Task brief —
Output all the data exactly. Pictures do not belong in the copy.

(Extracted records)
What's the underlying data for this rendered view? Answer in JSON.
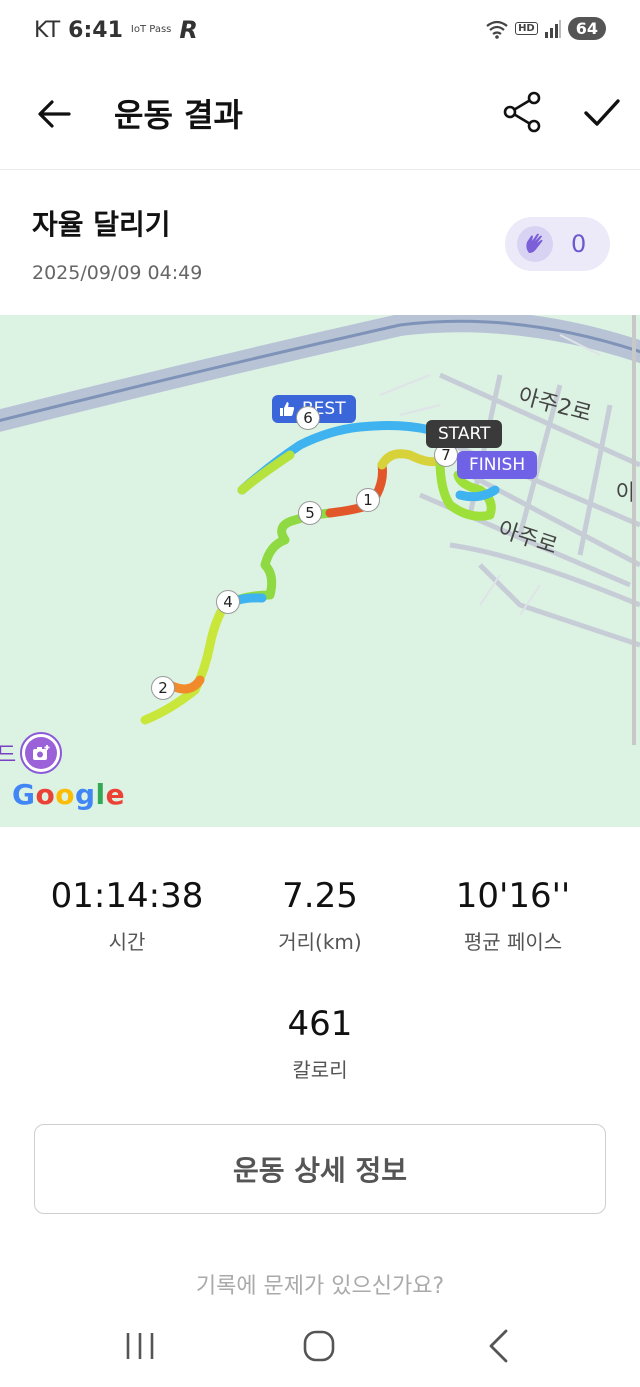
{
  "status_bar": {
    "carrier": "KT",
    "time": "6:41",
    "iot_label": "IoT Pass",
    "app_glyph": "R",
    "hd_label": "HD",
    "battery": "64"
  },
  "app_bar": {
    "title": "운동 결과",
    "back_icon": "arrow-left-icon",
    "share_icon": "share-icon",
    "confirm_icon": "check-icon"
  },
  "workout": {
    "title": "자율 달리기",
    "datetime": "2025/09/09 04:49",
    "clap_count": "0"
  },
  "map": {
    "road_labels": [
      "아주2로",
      "아주로",
      "아"
    ],
    "start_label": "START",
    "finish_label": "FINISH",
    "best_label": "BEST",
    "km_markers": [
      "1",
      "2",
      "4",
      "5",
      "6",
      "7"
    ],
    "provider": "Google",
    "edge_text": "드"
  },
  "stats": [
    {
      "value": "01:14:38",
      "label": "시간"
    },
    {
      "value": "7.25",
      "label": "거리(km)"
    },
    {
      "value": "10'16''",
      "label": "평균 페이스"
    },
    {
      "value": "461",
      "label": "칼로리"
    }
  ],
  "detail_button": "운동 상세 정보",
  "problem_link": "기록에 문제가 있으신가요?",
  "colors": {
    "accent": "#7062e6",
    "map_bg": "#dcf2e3",
    "route_fast": "#3fb3f0",
    "route_mid": "#b8e63a",
    "route_slow": "#e2572a"
  }
}
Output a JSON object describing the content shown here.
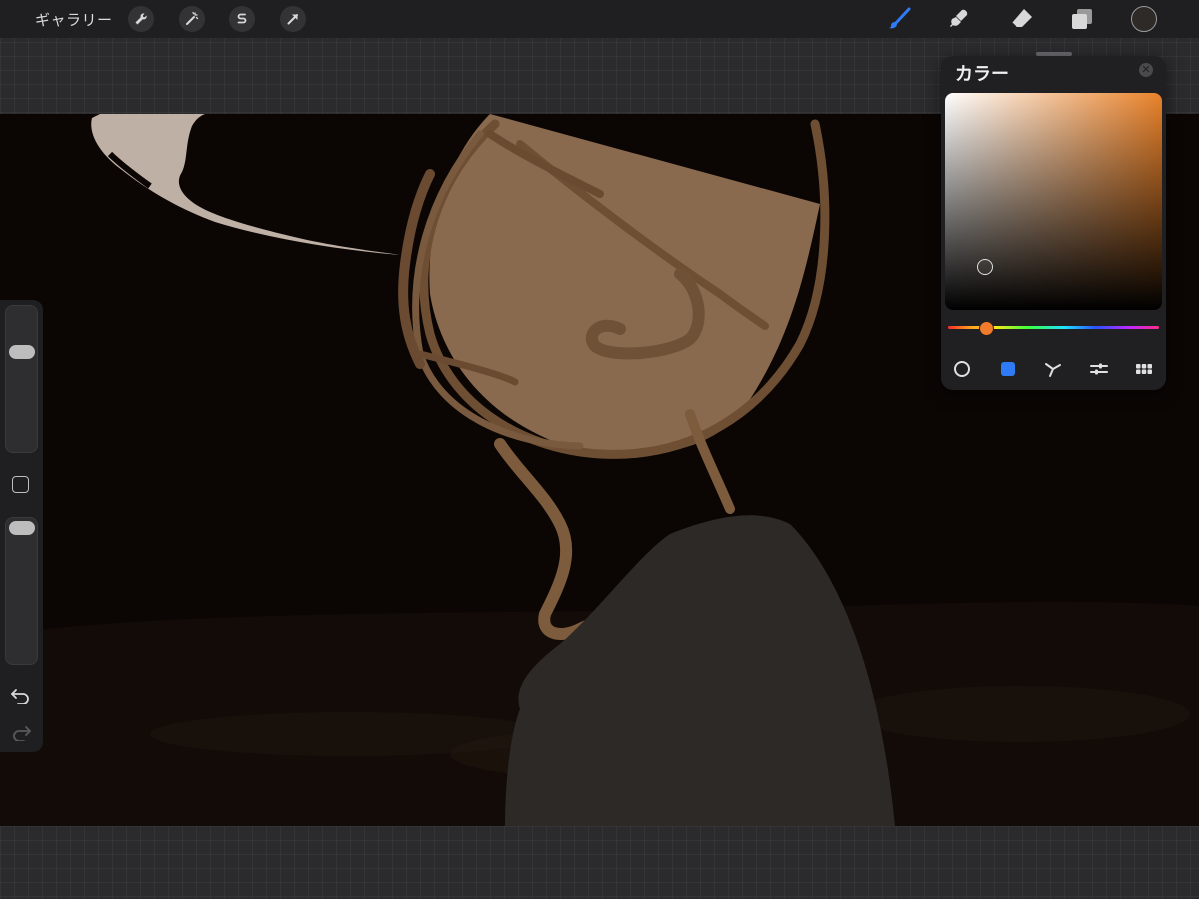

Exercise output —
What's the underlying data for this rendered view? Answer in JSON.
{
  "status_bar": {
    "carrier": "KT",
    "time": "6:41",
    "iot_label": "IoT Pass",
    "app_glyph": "R",
    "hd_label": "HD",
    "battery": "64"
  },
  "app_bar": {
    "title": "운동 결과",
    "back_icon": "arrow-left-icon",
    "share_icon": "share-icon",
    "confirm_icon": "check-icon"
  },
  "workout": {
    "title": "자율 달리기",
    "datetime": "2025/09/09 04:49",
    "clap_count": "0"
  },
  "map": {
    "road_labels": [
      "아주2로",
      "아주로",
      "아"
    ],
    "start_label": "START",
    "finish_label": "FINISH",
    "best_label": "BEST",
    "km_markers": [
      "1",
      "2",
      "4",
      "5",
      "6",
      "7"
    ],
    "provider": "Google",
    "edge_text": "드"
  },
  "stats": [
    {
      "value": "01:14:38",
      "label": "시간"
    },
    {
      "value": "7.25",
      "label": "거리(km)"
    },
    {
      "value": "10'16''",
      "label": "평균 페이스"
    },
    {
      "value": "461",
      "label": "칼로리"
    }
  ],
  "detail_button": "운동 상세 정보",
  "problem_link": "기록에 문제가 있으신가요?",
  "colors": {
    "accent": "#7062e6",
    "map_bg": "#dcf2e3",
    "route_fast": "#3fb3f0",
    "route_mid": "#b8e63a",
    "route_slow": "#e2572a"
  }
}
Output a JSON object describing the content shown here.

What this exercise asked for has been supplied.